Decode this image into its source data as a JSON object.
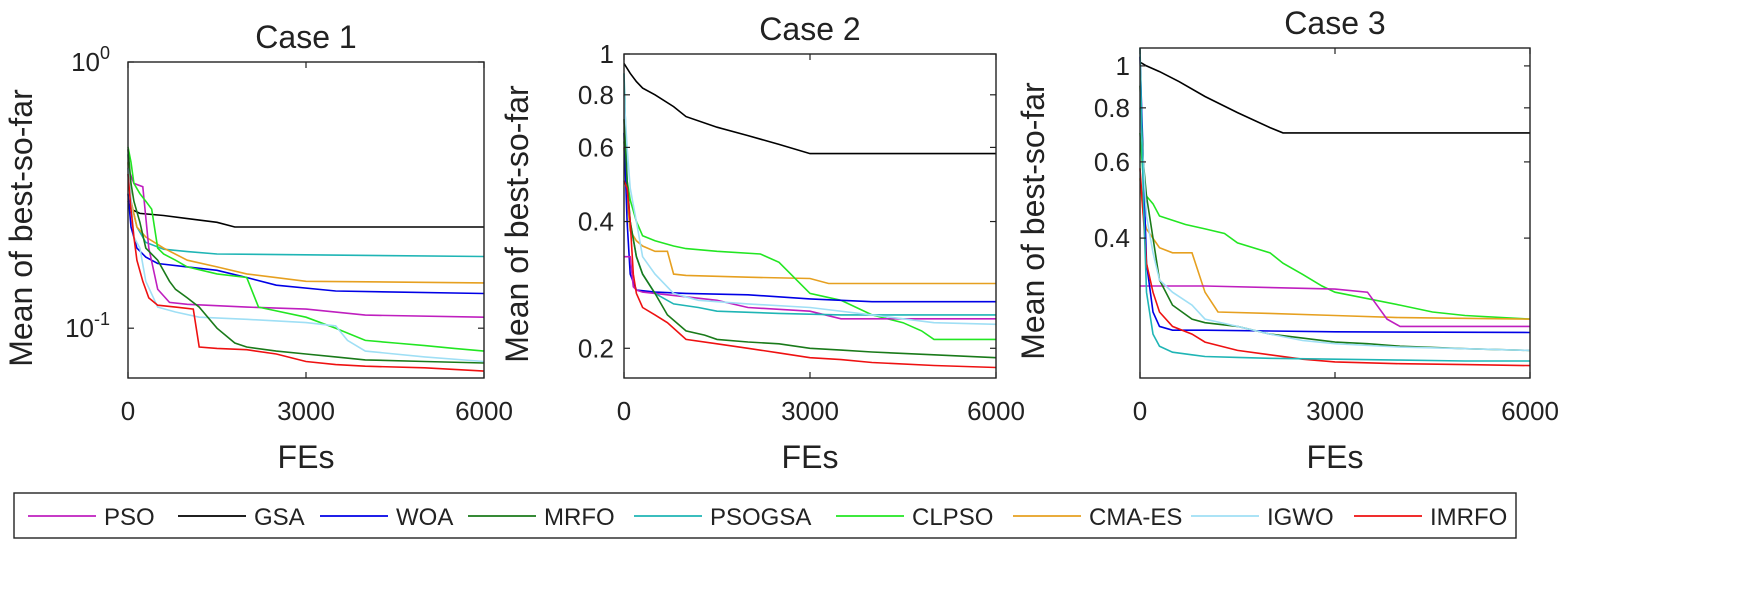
{
  "figure_legend": {
    "entries": [
      {
        "name": "PSO",
        "color": "#bf1fbf"
      },
      {
        "name": "GSA",
        "color": "#000000"
      },
      {
        "name": "WOA",
        "color": "#0000e6"
      },
      {
        "name": "MRFO",
        "color": "#1a7a1a"
      },
      {
        "name": "PSOGSA",
        "color": "#1fb5b5"
      },
      {
        "name": "CLPSO",
        "color": "#22e622"
      },
      {
        "name": "CMA-ES",
        "color": "#e6a020"
      },
      {
        "name": "IGWO",
        "color": "#9fdff5"
      },
      {
        "name": "IMRFO",
        "color": "#ee1111"
      }
    ]
  },
  "chart_data": [
    {
      "type": "line",
      "title": "Case 1",
      "xlabel": "FEs",
      "ylabel": "Mean of best-so-far",
      "yscale": "log",
      "xlim": [
        0,
        6000
      ],
      "ylim": [
        0.065,
        1.0
      ],
      "xticks": [
        {
          "value": 0,
          "label": "0"
        },
        {
          "value": 3000,
          "label": "3000"
        },
        {
          "value": 6000,
          "label": "6000"
        }
      ],
      "yticks": [
        {
          "value": 1.0,
          "label": "10",
          "exp": "0"
        },
        {
          "value": 0.1,
          "label": "10",
          "exp": "-1"
        }
      ],
      "series": [
        {
          "name": "GSA",
          "x": [
            0,
            50,
            200,
            600,
            1000,
            1500,
            1800,
            6000
          ],
          "y": [
            0.3,
            0.28,
            0.27,
            0.265,
            0.258,
            0.25,
            0.24,
            0.24
          ]
        },
        {
          "name": "PSOGSA",
          "x": [
            0,
            50,
            150,
            300,
            600,
            1000,
            1500,
            6000
          ],
          "y": [
            0.45,
            0.3,
            0.24,
            0.21,
            0.198,
            0.194,
            0.19,
            0.186
          ]
        },
        {
          "name": "CMA-ES",
          "x": [
            0,
            50,
            150,
            300,
            600,
            1000,
            1500,
            2000,
            3000,
            6000
          ],
          "y": [
            0.42,
            0.3,
            0.24,
            0.22,
            0.2,
            0.18,
            0.17,
            0.16,
            0.15,
            0.148
          ]
        },
        {
          "name": "WOA",
          "x": [
            0,
            50,
            150,
            300,
            500,
            1000,
            1500,
            2000,
            2500,
            3500,
            6000
          ],
          "y": [
            0.32,
            0.24,
            0.2,
            0.185,
            0.175,
            0.17,
            0.165,
            0.155,
            0.145,
            0.138,
            0.135
          ]
        },
        {
          "name": "PSO",
          "x": [
            0,
            100,
            250,
            350,
            500,
            700,
            1000,
            2000,
            3000,
            4000,
            6000
          ],
          "y": [
            0.4,
            0.35,
            0.34,
            0.2,
            0.14,
            0.125,
            0.123,
            0.12,
            0.118,
            0.112,
            0.11
          ]
        },
        {
          "name": "CLPSO",
          "x": [
            0,
            50,
            100,
            200,
            300,
            400,
            500,
            600,
            800,
            1000,
            1500,
            2000,
            2200,
            3000,
            3500,
            4000,
            4500,
            5000,
            5500,
            6000
          ],
          "y": [
            0.48,
            0.42,
            0.35,
            0.32,
            0.3,
            0.28,
            0.2,
            0.19,
            0.18,
            0.17,
            0.16,
            0.155,
            0.12,
            0.11,
            0.1,
            0.09,
            0.088,
            0.086,
            0.084,
            0.082
          ]
        },
        {
          "name": "IGWO",
          "x": [
            0,
            50,
            100,
            200,
            300,
            500,
            800,
            1200,
            2000,
            3000,
            3500,
            3700,
            4000,
            5000,
            6000
          ],
          "y": [
            0.4,
            0.3,
            0.22,
            0.2,
            0.15,
            0.12,
            0.115,
            0.11,
            0.108,
            0.105,
            0.102,
            0.09,
            0.082,
            0.078,
            0.075
          ]
        },
        {
          "name": "MRFO",
          "x": [
            0,
            50,
            100,
            200,
            300,
            500,
            700,
            800,
            1000,
            1200,
            1500,
            1800,
            2000,
            2500,
            3000,
            3500,
            4000,
            5000,
            6000
          ],
          "y": [
            0.47,
            0.35,
            0.3,
            0.25,
            0.2,
            0.18,
            0.15,
            0.14,
            0.13,
            0.12,
            0.1,
            0.088,
            0.085,
            0.082,
            0.08,
            0.078,
            0.076,
            0.075,
            0.074
          ]
        },
        {
          "name": "IMRFO",
          "x": [
            0,
            50,
            100,
            150,
            250,
            350,
            500,
            800,
            1100,
            1200,
            1500,
            2000,
            2500,
            3000,
            3500,
            4000,
            5000,
            6000
          ],
          "y": [
            0.38,
            0.28,
            0.22,
            0.18,
            0.15,
            0.13,
            0.122,
            0.12,
            0.118,
            0.085,
            0.084,
            0.083,
            0.08,
            0.075,
            0.073,
            0.072,
            0.071,
            0.069
          ]
        }
      ]
    },
    {
      "type": "line",
      "title": "Case 2",
      "xlabel": "FEs",
      "ylabel": "Mean of best-so-far",
      "yscale": "log",
      "xlim": [
        0,
        6000
      ],
      "ylim": [
        0.17,
        1.0
      ],
      "xticks": [
        {
          "value": 0,
          "label": "0"
        },
        {
          "value": 3000,
          "label": "3000"
        },
        {
          "value": 6000,
          "label": "6000"
        }
      ],
      "yticks": [
        {
          "value": 1.0,
          "label": "1"
        },
        {
          "value": 0.8,
          "label": "0.8"
        },
        {
          "value": 0.6,
          "label": "0.6"
        },
        {
          "value": 0.4,
          "label": "0.4"
        },
        {
          "value": 0.2,
          "label": "0.2"
        }
      ],
      "series": [
        {
          "name": "GSA",
          "x": [
            0,
            100,
            200,
            300,
            500,
            800,
            1000,
            1500,
            2000,
            2500,
            3000,
            6000
          ],
          "y": [
            0.95,
            0.9,
            0.86,
            0.83,
            0.8,
            0.75,
            0.71,
            0.67,
            0.64,
            0.61,
            0.58,
            0.58
          ]
        },
        {
          "name": "CMA-ES",
          "x": [
            0,
            50,
            100,
            200,
            300,
            500,
            700,
            800,
            1000,
            2000,
            3000,
            3300,
            6000
          ],
          "y": [
            0.6,
            0.45,
            0.38,
            0.36,
            0.35,
            0.34,
            0.34,
            0.3,
            0.298,
            0.295,
            0.293,
            0.285,
            0.285
          ]
        },
        {
          "name": "CLPSO",
          "x": [
            0,
            50,
            100,
            200,
            300,
            500,
            800,
            1000,
            1500,
            2200,
            2500,
            3000,
            3500,
            4000,
            4500,
            4800,
            5000,
            6000
          ],
          "y": [
            0.62,
            0.5,
            0.45,
            0.4,
            0.37,
            0.36,
            0.35,
            0.345,
            0.34,
            0.335,
            0.32,
            0.27,
            0.26,
            0.24,
            0.23,
            0.22,
            0.21,
            0.21
          ]
        },
        {
          "name": "WOA",
          "x": [
            0,
            50,
            100,
            200,
            500,
            1000,
            2000,
            3000,
            3500,
            4000,
            6000
          ],
          "y": [
            0.65,
            0.4,
            0.3,
            0.275,
            0.272,
            0.27,
            0.268,
            0.262,
            0.26,
            0.258,
            0.258
          ]
        },
        {
          "name": "PSO",
          "x": [
            0,
            100,
            150,
            200,
            300,
            500,
            1000,
            1500,
            2000,
            3000,
            3500,
            6000
          ],
          "y": [
            0.33,
            0.33,
            0.28,
            0.275,
            0.272,
            0.27,
            0.265,
            0.26,
            0.25,
            0.245,
            0.235,
            0.235
          ]
        },
        {
          "name": "PSOGSA",
          "x": [
            0,
            50,
            100,
            200,
            300,
            500,
            800,
            1200,
            1500,
            2500,
            3500,
            6000
          ],
          "y": [
            0.9,
            0.5,
            0.4,
            0.33,
            0.3,
            0.27,
            0.255,
            0.25,
            0.245,
            0.242,
            0.24,
            0.24
          ]
        },
        {
          "name": "IGWO",
          "x": [
            0,
            50,
            100,
            200,
            300,
            500,
            800,
            1200,
            2000,
            3000,
            4000,
            4500,
            5000,
            6000
          ],
          "y": [
            0.8,
            0.6,
            0.48,
            0.4,
            0.33,
            0.3,
            0.27,
            0.26,
            0.255,
            0.25,
            0.24,
            0.235,
            0.23,
            0.228
          ]
        },
        {
          "name": "MRFO",
          "x": [
            0,
            50,
            100,
            200,
            300,
            500,
            700,
            1000,
            1300,
            1500,
            2000,
            2500,
            3000,
            3500,
            4000,
            5000,
            6000
          ],
          "y": [
            0.7,
            0.5,
            0.4,
            0.33,
            0.3,
            0.27,
            0.24,
            0.22,
            0.215,
            0.21,
            0.207,
            0.205,
            0.2,
            0.198,
            0.196,
            0.193,
            0.19
          ]
        },
        {
          "name": "IMRFO",
          "x": [
            0,
            50,
            100,
            150,
            200,
            300,
            500,
            700,
            1000,
            1500,
            2000,
            2500,
            3000,
            3500,
            4000,
            5000,
            6000
          ],
          "y": [
            0.5,
            0.48,
            0.4,
            0.3,
            0.27,
            0.25,
            0.24,
            0.23,
            0.21,
            0.205,
            0.2,
            0.195,
            0.19,
            0.188,
            0.185,
            0.182,
            0.18
          ]
        }
      ]
    },
    {
      "type": "line",
      "title": "Case 3",
      "xlabel": "FEs",
      "ylabel": "Mean of best-so-far",
      "yscale": "log",
      "xlim": [
        0,
        6000
      ],
      "ylim": [
        0.19,
        1.1
      ],
      "xticks": [
        {
          "value": 0,
          "label": "0"
        },
        {
          "value": 3000,
          "label": "3000"
        },
        {
          "value": 6000,
          "label": "6000"
        }
      ],
      "yticks": [
        {
          "value": 1.0,
          "label": "1"
        },
        {
          "value": 0.8,
          "label": "0.8"
        },
        {
          "value": 0.6,
          "label": "0.6"
        },
        {
          "value": 0.4,
          "label": "0.4"
        }
      ],
      "series": [
        {
          "name": "GSA",
          "x": [
            0,
            100,
            300,
            600,
            1000,
            1500,
            2000,
            2200,
            6000
          ],
          "y": [
            1.02,
            1.0,
            0.97,
            0.92,
            0.85,
            0.78,
            0.72,
            0.7,
            0.7
          ]
        },
        {
          "name": "CLPSO",
          "x": [
            0,
            50,
            100,
            200,
            300,
            500,
            700,
            1000,
            1300,
            1500,
            2000,
            2200,
            2500,
            2800,
            3000,
            4000,
            4500,
            5000,
            6000
          ],
          "y": [
            0.7,
            0.55,
            0.5,
            0.48,
            0.45,
            0.44,
            0.43,
            0.42,
            0.41,
            0.39,
            0.37,
            0.35,
            0.33,
            0.31,
            0.3,
            0.28,
            0.27,
            0.265,
            0.26
          ]
        },
        {
          "name": "CMA-ES",
          "x": [
            0,
            50,
            100,
            300,
            500,
            800,
            1000,
            1200,
            2000,
            3000,
            4000,
            6000
          ],
          "y": [
            0.55,
            0.45,
            0.42,
            0.38,
            0.37,
            0.37,
            0.3,
            0.27,
            0.268,
            0.265,
            0.262,
            0.26
          ]
        },
        {
          "name": "PSO",
          "x": [
            0,
            1000,
            3000,
            3500,
            3800,
            4000,
            6000
          ],
          "y": [
            0.31,
            0.31,
            0.305,
            0.3,
            0.26,
            0.25,
            0.25
          ]
        },
        {
          "name": "WOA",
          "x": [
            0,
            50,
            100,
            200,
            300,
            500,
            1000,
            3000,
            6000
          ],
          "y": [
            1.05,
            0.6,
            0.35,
            0.27,
            0.25,
            0.245,
            0.245,
            0.243,
            0.242
          ]
        },
        {
          "name": "MRFO",
          "x": [
            0,
            50,
            100,
            200,
            300,
            500,
            800,
            1000,
            1500,
            2000,
            2500,
            3000,
            3500,
            4000,
            5000,
            6000
          ],
          "y": [
            0.9,
            0.6,
            0.5,
            0.4,
            0.32,
            0.28,
            0.26,
            0.255,
            0.25,
            0.24,
            0.235,
            0.23,
            0.228,
            0.225,
            0.222,
            0.22
          ]
        },
        {
          "name": "IGWO",
          "x": [
            0,
            50,
            100,
            200,
            300,
            500,
            800,
            1000,
            1500,
            2000,
            2500,
            3000,
            4000,
            5000,
            6000
          ],
          "y": [
            0.8,
            0.6,
            0.45,
            0.37,
            0.32,
            0.3,
            0.28,
            0.26,
            0.25,
            0.24,
            0.232,
            0.228,
            0.224,
            0.222,
            0.22
          ]
        },
        {
          "name": "IMRFO",
          "x": [
            0,
            50,
            100,
            200,
            300,
            500,
            800,
            1000,
            1500,
            2000,
            2500,
            3000,
            4000,
            5000,
            6000
          ],
          "y": [
            0.58,
            0.45,
            0.35,
            0.3,
            0.27,
            0.25,
            0.24,
            0.23,
            0.22,
            0.215,
            0.21,
            0.207,
            0.205,
            0.204,
            0.203
          ]
        },
        {
          "name": "PSOGSA",
          "x": [
            0,
            50,
            100,
            200,
            300,
            500,
            800,
            1000,
            1500,
            2000,
            3000,
            4000,
            5000,
            6000
          ],
          "y": [
            1.1,
            0.5,
            0.3,
            0.24,
            0.225,
            0.218,
            0.215,
            0.213,
            0.212,
            0.211,
            0.21,
            0.209,
            0.208,
            0.208
          ]
        }
      ]
    }
  ]
}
■ ■ ■ ■ ■ ■ ■
* _What to do_
In the listing above, find the lines holding the word "title" and copy them.

* _Reply to the exercise_
      "title": "Case 1",
      "title": "Case 2",
      "title": "Case 3",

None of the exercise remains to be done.